Exercise brief:
Answer with one number only: the number of lines that contain "dashboard".

Lines of data
↓
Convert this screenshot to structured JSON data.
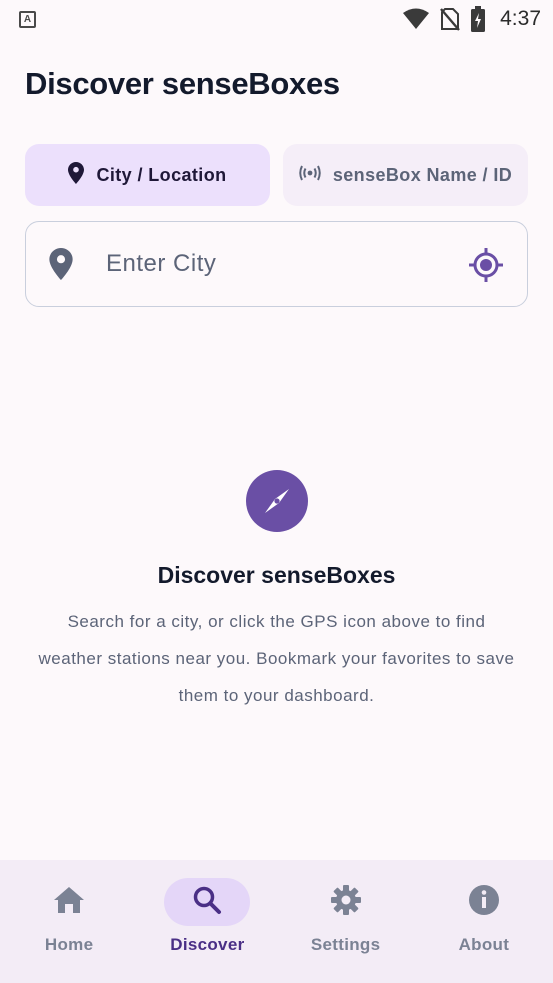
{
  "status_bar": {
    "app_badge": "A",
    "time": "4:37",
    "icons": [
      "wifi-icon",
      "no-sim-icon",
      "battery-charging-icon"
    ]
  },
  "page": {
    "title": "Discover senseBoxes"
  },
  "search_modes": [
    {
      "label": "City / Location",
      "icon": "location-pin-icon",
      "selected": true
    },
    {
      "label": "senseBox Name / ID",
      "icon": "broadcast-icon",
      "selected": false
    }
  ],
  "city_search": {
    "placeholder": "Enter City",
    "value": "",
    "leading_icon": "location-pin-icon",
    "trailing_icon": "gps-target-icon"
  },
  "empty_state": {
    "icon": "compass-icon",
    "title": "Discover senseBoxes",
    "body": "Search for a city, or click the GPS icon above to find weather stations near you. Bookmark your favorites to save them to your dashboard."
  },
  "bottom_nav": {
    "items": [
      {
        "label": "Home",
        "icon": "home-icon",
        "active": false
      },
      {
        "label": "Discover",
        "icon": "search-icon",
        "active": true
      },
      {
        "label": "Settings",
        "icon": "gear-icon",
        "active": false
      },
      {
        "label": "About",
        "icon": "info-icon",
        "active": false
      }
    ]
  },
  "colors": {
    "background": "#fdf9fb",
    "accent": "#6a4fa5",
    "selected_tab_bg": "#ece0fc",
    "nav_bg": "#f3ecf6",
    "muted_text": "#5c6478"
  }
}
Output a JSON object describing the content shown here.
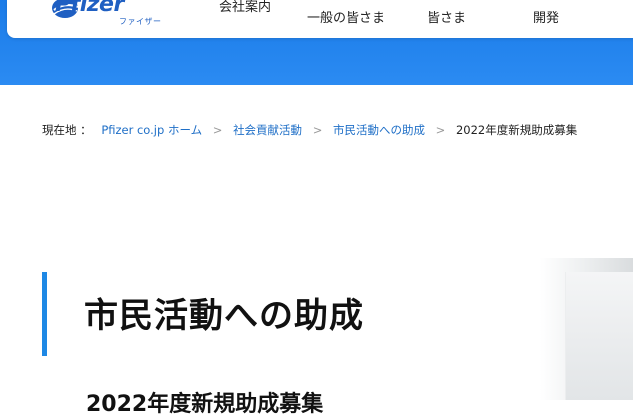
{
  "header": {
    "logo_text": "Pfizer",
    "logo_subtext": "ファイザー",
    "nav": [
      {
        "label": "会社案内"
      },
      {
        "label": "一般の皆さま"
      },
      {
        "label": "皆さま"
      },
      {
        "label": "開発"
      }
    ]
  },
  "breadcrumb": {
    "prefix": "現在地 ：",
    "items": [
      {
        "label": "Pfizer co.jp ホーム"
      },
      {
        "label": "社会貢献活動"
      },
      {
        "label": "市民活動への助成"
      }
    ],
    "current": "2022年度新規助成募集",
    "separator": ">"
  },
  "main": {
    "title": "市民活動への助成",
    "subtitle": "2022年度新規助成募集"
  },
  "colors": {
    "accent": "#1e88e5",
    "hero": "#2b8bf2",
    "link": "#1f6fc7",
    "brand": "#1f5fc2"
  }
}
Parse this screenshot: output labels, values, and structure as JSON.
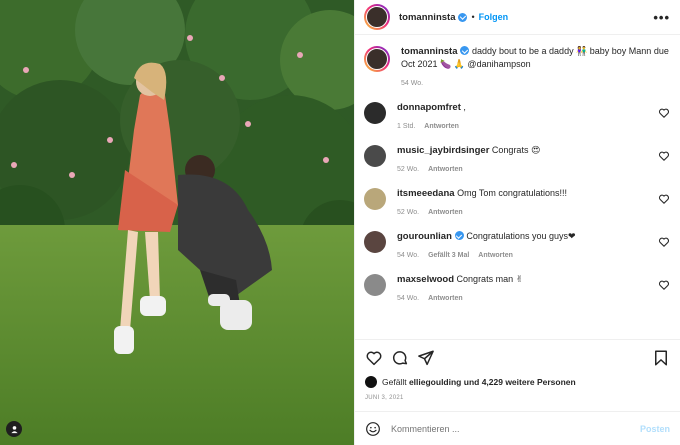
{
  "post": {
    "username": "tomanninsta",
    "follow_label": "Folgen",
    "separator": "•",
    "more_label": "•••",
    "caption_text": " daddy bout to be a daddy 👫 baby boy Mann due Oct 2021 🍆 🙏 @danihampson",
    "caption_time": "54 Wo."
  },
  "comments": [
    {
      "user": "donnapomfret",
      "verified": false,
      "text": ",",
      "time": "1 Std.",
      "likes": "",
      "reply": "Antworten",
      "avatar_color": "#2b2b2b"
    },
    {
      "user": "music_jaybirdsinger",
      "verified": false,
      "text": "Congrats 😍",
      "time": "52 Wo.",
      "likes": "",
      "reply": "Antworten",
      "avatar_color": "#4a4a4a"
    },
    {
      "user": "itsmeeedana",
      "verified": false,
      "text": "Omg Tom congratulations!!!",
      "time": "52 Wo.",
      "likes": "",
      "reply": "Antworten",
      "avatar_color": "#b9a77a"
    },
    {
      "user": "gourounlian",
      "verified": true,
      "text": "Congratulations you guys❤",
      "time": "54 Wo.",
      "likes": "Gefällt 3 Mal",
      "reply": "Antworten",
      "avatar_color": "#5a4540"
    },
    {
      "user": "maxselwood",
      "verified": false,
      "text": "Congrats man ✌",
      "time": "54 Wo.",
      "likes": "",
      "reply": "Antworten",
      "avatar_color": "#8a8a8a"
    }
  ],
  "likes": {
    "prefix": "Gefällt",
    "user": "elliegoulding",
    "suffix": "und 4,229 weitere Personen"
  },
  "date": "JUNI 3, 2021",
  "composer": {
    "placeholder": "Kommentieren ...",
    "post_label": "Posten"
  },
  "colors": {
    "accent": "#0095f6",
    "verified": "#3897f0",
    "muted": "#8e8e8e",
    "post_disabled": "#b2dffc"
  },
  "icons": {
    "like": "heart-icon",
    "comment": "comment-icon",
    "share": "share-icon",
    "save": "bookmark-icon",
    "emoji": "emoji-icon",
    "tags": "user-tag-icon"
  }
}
↑
↓
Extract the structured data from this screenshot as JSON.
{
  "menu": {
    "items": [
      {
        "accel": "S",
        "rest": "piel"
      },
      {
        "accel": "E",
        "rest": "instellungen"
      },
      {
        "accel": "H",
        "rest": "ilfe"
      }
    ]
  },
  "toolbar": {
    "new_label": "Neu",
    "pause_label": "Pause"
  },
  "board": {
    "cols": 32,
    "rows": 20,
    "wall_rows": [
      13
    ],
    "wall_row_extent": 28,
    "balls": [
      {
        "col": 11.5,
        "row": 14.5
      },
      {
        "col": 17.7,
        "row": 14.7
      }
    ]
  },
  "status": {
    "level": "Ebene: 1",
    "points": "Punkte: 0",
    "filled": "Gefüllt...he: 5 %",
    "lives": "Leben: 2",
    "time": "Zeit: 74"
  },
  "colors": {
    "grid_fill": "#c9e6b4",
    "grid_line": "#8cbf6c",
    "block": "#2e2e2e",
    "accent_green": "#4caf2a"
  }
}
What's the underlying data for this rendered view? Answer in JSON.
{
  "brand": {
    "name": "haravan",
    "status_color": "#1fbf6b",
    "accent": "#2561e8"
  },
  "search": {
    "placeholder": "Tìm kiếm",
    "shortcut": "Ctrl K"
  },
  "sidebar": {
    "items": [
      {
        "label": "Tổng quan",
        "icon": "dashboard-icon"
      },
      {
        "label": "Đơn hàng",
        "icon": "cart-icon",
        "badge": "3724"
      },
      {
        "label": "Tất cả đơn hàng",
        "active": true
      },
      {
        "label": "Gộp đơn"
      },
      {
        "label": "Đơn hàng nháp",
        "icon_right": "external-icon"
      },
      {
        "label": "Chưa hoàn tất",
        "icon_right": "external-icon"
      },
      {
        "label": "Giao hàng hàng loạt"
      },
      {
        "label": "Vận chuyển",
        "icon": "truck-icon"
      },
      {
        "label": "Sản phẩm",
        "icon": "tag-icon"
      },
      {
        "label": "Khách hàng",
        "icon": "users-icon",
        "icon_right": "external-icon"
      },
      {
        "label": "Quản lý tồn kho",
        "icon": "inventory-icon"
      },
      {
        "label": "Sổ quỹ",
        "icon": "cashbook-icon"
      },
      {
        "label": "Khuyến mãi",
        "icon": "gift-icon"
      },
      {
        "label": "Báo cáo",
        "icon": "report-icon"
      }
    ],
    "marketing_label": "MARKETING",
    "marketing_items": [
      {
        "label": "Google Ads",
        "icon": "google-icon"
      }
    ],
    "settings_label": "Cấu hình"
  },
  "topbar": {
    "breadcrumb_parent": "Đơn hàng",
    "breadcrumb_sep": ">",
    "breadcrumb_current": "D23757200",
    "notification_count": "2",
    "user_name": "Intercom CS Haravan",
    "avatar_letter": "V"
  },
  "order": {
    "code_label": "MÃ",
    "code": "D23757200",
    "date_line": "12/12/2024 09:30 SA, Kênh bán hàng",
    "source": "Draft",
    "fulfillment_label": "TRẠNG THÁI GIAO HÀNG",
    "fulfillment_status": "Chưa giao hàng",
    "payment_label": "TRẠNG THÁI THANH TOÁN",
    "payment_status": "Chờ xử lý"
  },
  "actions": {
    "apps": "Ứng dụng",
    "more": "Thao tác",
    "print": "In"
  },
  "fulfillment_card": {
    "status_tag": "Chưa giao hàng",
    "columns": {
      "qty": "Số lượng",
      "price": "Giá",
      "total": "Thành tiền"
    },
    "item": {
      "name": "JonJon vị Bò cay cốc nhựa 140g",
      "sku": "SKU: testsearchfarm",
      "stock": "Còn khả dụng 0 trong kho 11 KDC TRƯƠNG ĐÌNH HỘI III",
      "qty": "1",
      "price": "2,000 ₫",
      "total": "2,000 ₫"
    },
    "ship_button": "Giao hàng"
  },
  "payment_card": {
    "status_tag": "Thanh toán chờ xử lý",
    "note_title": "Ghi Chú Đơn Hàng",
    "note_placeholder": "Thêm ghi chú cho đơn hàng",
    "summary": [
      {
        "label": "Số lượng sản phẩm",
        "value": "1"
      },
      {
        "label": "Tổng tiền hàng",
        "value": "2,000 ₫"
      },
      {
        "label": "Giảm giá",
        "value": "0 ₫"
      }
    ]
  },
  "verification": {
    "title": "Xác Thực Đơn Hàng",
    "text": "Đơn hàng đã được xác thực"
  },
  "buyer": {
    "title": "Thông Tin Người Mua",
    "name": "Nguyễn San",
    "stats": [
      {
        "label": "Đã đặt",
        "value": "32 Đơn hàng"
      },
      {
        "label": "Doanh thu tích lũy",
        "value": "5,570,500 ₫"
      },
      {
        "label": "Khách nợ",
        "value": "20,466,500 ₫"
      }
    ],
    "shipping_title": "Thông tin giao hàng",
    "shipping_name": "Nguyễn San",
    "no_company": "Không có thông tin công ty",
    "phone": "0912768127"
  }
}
↑
↓
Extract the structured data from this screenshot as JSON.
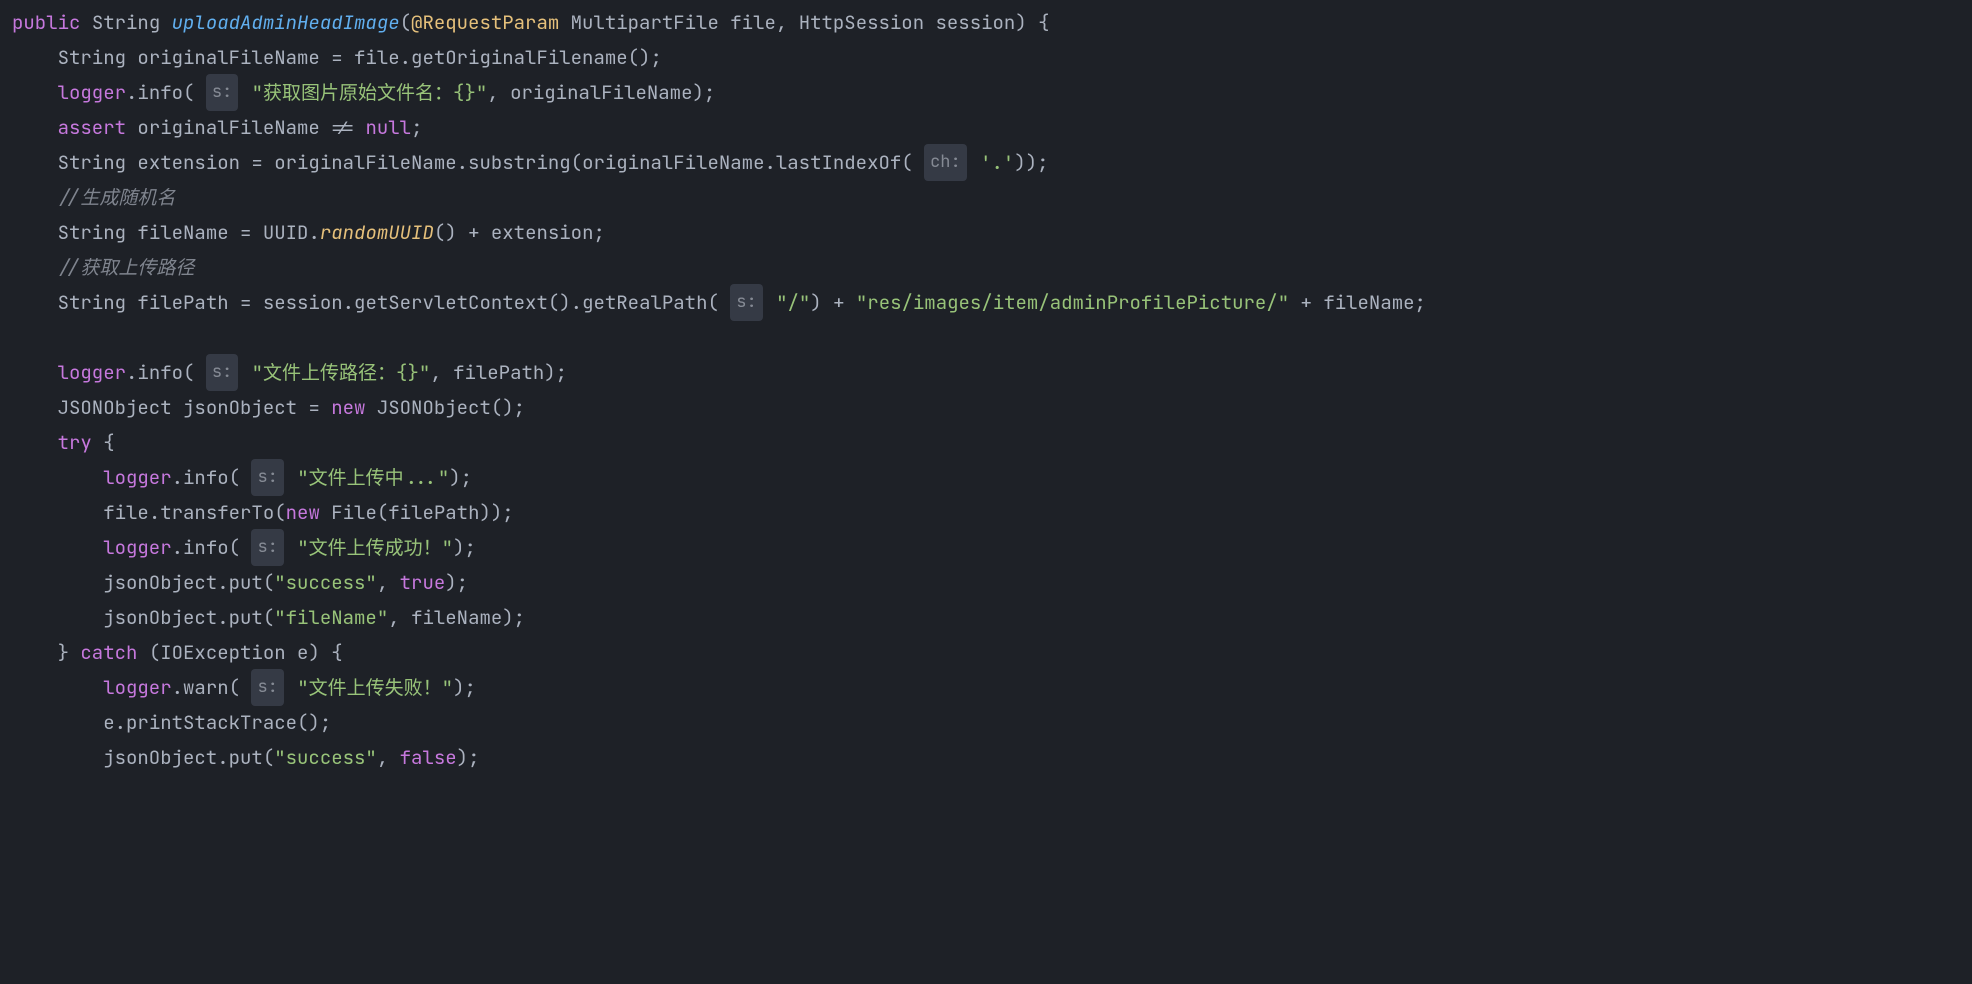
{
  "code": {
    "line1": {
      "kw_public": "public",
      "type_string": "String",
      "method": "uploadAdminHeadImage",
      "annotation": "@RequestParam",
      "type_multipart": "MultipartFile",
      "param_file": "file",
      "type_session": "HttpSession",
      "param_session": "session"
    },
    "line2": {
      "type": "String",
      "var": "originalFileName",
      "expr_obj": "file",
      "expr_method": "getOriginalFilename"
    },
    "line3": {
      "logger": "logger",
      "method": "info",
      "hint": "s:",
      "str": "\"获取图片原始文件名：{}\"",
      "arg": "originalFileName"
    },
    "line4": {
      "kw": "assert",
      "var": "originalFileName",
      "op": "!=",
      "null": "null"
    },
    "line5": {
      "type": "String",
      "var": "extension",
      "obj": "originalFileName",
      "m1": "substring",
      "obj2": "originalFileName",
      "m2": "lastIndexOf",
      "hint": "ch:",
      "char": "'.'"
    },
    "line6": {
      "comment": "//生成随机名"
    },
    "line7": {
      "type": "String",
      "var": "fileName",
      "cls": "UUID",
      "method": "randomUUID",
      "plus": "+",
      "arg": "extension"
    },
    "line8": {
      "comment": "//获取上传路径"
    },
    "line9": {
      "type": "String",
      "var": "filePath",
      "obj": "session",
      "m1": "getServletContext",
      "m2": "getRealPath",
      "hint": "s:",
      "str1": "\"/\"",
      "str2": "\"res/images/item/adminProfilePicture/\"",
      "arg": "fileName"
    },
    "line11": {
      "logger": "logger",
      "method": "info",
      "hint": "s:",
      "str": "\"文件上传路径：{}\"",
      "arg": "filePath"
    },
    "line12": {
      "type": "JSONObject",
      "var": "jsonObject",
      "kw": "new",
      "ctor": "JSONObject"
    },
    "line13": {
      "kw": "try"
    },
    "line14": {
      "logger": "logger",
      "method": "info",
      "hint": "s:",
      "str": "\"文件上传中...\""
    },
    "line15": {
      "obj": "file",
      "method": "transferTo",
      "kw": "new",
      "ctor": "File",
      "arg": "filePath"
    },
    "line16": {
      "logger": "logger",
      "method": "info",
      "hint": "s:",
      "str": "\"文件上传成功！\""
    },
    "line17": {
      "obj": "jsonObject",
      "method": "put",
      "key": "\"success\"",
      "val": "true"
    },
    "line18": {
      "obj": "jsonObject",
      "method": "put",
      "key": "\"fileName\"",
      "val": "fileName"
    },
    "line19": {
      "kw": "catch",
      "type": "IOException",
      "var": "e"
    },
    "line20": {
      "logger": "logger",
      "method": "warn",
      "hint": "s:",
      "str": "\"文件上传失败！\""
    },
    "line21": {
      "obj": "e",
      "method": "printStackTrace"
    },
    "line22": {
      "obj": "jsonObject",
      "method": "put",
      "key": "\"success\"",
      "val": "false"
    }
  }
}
↑
Task output:
2